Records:

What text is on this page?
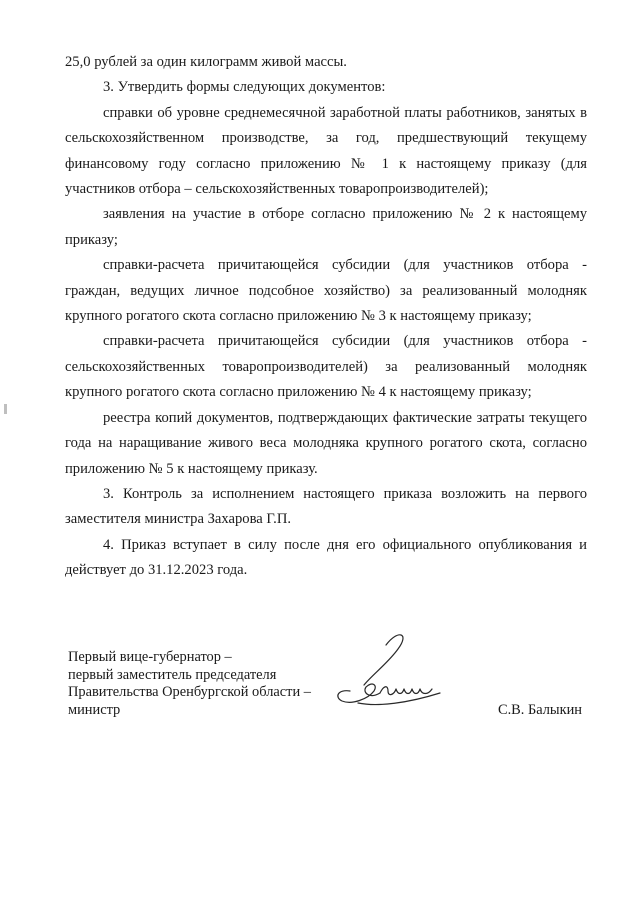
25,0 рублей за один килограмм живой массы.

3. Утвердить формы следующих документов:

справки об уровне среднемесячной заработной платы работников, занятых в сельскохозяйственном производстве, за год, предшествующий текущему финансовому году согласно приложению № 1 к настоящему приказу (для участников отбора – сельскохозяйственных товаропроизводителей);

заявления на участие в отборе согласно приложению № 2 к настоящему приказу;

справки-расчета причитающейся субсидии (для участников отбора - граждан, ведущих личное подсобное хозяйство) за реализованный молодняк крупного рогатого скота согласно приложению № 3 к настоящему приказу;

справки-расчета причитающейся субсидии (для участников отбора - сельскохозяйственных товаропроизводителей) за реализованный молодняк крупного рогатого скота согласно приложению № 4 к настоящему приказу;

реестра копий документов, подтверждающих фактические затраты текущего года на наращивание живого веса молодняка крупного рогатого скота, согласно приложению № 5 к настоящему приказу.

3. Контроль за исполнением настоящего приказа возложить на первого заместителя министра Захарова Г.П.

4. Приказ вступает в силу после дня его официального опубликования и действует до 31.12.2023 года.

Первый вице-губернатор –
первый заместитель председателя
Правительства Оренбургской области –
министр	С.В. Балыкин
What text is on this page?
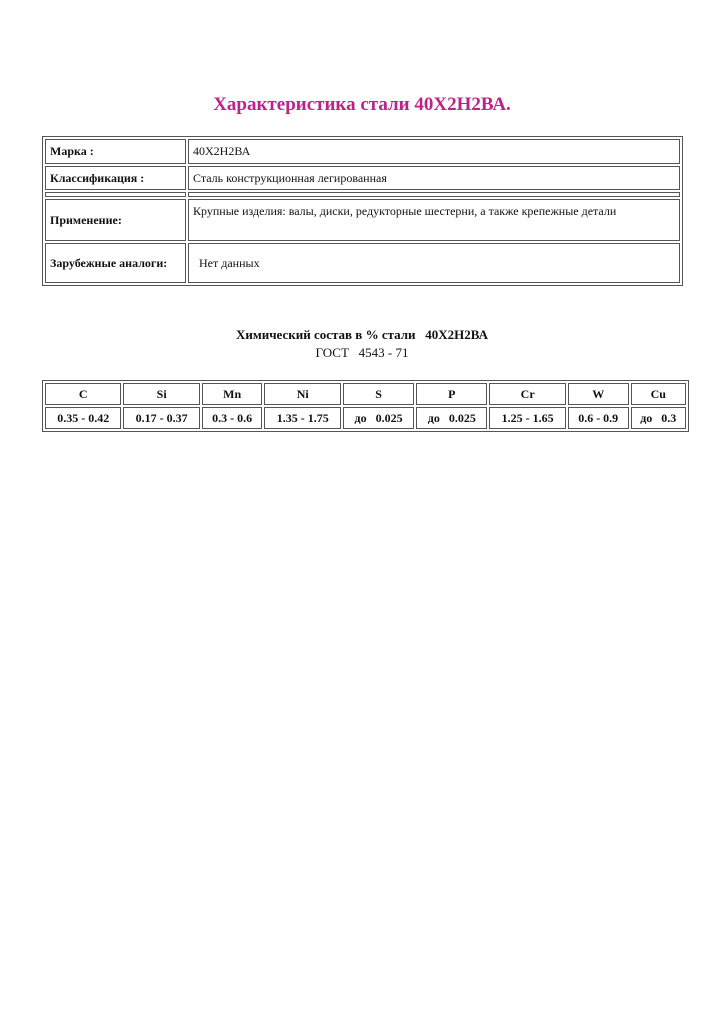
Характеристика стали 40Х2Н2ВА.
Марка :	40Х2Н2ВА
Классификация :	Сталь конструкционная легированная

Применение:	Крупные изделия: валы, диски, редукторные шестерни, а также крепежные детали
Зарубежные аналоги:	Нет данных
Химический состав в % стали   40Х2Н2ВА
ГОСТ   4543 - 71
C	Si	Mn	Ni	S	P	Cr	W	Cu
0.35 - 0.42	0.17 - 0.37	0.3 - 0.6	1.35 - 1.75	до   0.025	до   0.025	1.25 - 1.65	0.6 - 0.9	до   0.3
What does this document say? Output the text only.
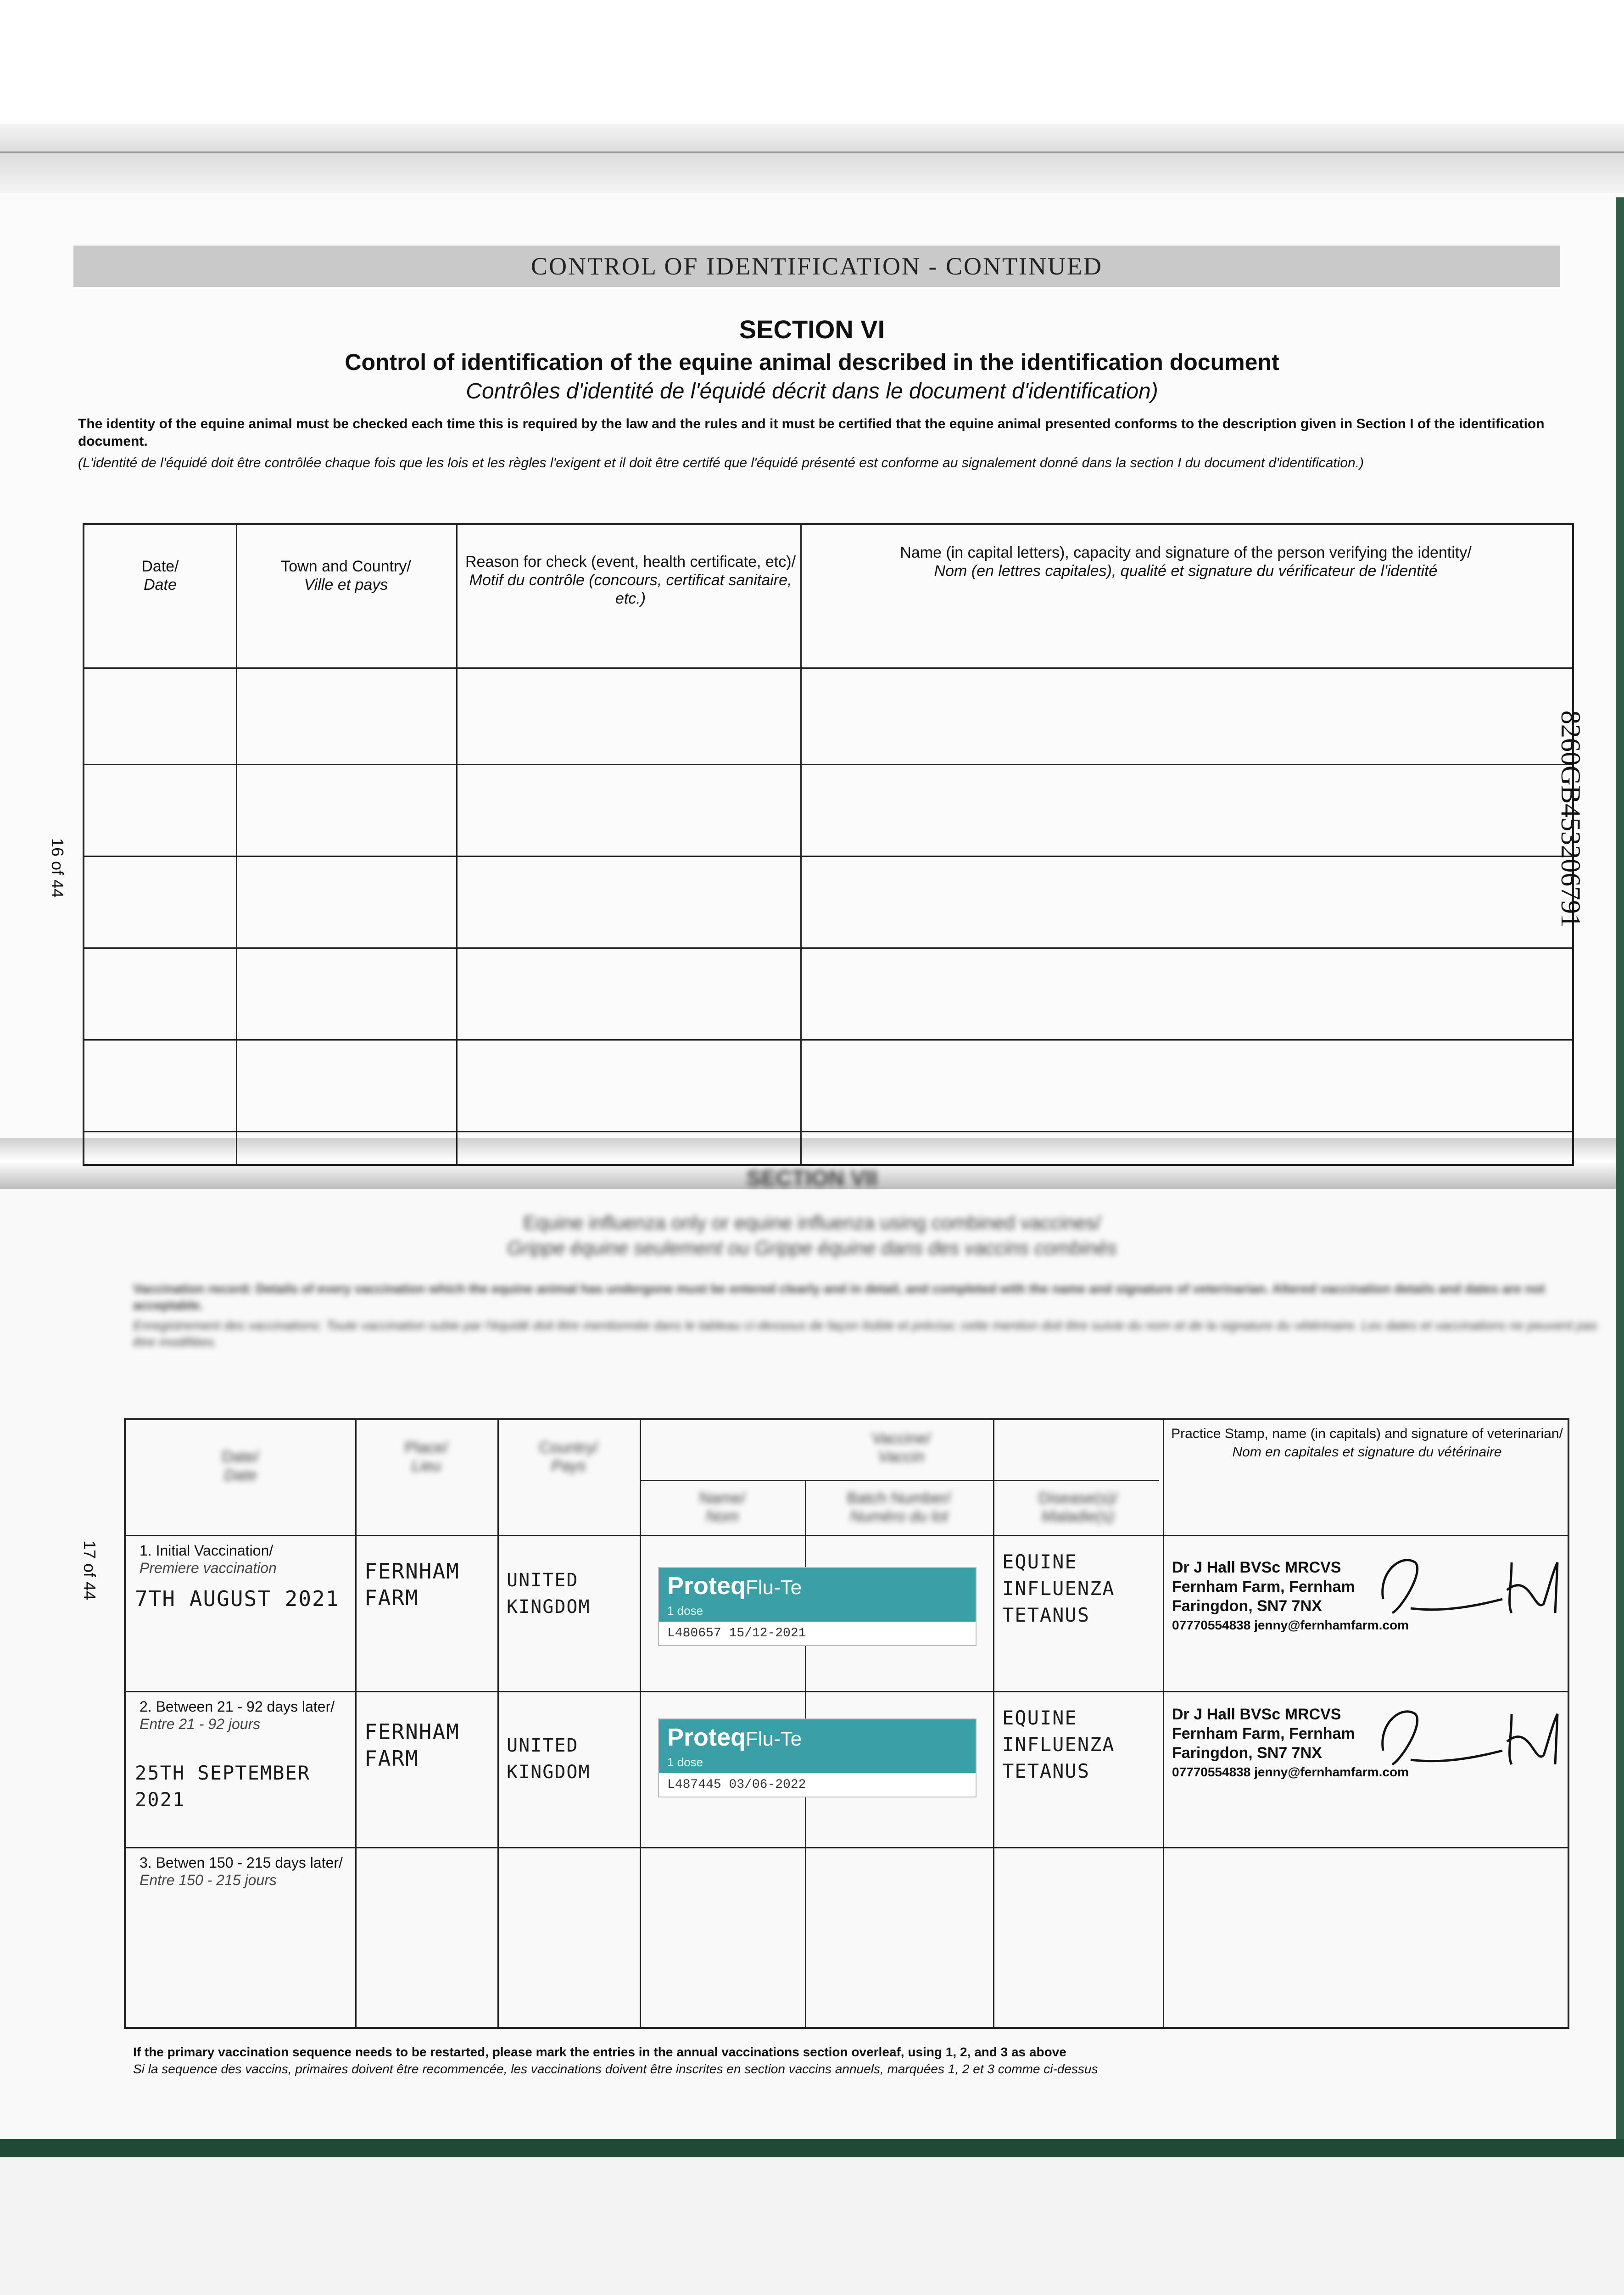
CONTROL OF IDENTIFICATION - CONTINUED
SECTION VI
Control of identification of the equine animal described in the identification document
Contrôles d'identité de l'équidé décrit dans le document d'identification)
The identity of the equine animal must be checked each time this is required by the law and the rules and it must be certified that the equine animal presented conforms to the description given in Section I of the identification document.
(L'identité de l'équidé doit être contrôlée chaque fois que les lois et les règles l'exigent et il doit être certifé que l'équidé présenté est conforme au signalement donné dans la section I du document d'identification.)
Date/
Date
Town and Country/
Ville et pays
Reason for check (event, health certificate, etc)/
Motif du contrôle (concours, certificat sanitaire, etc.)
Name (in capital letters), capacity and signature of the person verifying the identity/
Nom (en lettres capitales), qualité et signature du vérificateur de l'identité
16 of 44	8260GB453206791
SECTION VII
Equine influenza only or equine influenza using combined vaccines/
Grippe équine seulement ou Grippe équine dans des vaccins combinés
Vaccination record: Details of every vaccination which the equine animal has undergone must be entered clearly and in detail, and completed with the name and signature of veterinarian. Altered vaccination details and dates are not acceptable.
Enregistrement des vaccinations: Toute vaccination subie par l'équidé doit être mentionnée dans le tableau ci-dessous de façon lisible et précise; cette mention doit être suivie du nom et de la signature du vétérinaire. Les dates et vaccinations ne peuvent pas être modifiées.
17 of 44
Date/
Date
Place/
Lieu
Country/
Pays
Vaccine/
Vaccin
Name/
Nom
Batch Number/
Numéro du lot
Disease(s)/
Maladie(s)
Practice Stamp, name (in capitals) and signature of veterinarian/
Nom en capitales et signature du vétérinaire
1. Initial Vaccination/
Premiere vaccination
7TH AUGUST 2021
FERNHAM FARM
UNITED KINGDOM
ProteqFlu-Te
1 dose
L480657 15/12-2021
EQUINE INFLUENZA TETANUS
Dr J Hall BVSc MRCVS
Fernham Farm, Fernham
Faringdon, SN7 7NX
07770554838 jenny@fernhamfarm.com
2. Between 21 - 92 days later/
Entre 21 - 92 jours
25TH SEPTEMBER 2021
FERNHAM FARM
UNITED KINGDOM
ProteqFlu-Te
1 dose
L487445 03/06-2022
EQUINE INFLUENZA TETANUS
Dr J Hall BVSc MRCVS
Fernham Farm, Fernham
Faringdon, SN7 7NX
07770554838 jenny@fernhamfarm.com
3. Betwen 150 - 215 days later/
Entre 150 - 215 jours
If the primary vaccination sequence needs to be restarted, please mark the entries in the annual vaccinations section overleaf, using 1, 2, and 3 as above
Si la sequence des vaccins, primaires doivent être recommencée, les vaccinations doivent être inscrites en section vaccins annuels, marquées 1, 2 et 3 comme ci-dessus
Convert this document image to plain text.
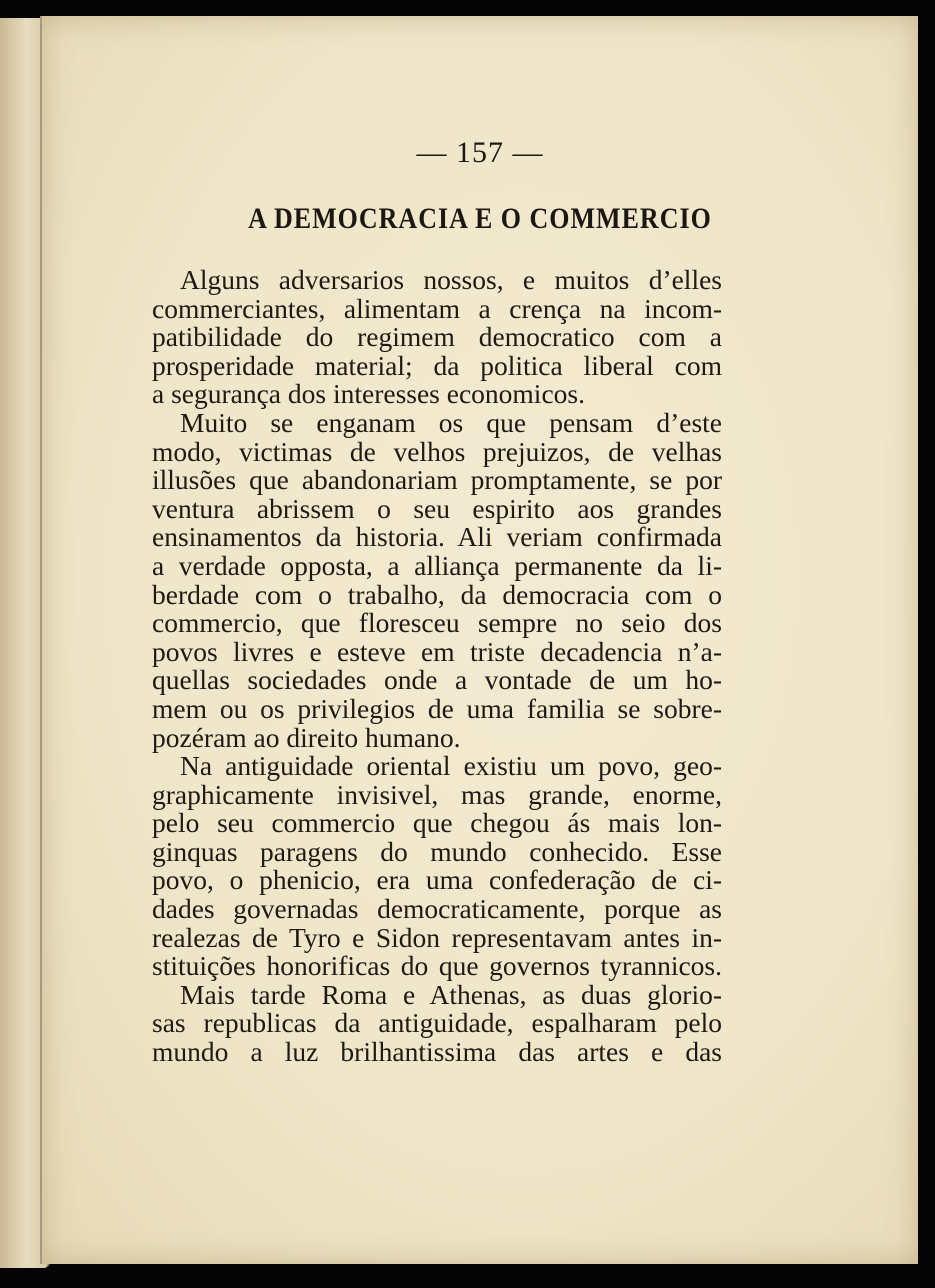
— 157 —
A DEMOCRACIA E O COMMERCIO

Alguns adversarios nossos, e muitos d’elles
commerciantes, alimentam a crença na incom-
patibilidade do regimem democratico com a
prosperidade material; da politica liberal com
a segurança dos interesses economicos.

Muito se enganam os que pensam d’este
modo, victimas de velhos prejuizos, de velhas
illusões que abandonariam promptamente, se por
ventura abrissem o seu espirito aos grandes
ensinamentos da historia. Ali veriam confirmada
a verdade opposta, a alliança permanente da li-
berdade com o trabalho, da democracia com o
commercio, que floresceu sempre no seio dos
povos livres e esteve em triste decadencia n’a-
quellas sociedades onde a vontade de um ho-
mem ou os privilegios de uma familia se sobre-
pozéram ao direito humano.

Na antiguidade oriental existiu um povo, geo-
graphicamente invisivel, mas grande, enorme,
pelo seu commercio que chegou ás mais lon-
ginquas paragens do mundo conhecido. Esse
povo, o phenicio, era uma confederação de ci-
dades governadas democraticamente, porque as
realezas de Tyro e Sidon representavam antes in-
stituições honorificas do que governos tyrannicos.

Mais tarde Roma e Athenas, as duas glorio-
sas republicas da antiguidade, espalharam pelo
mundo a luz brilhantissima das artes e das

Directions: Single out each line of the records above with the string "pelo" in it, and copy it.

Task answer:
pelo seu commercio que chegou ás mais lon-
sas republicas da antiguidade, espalharam pelo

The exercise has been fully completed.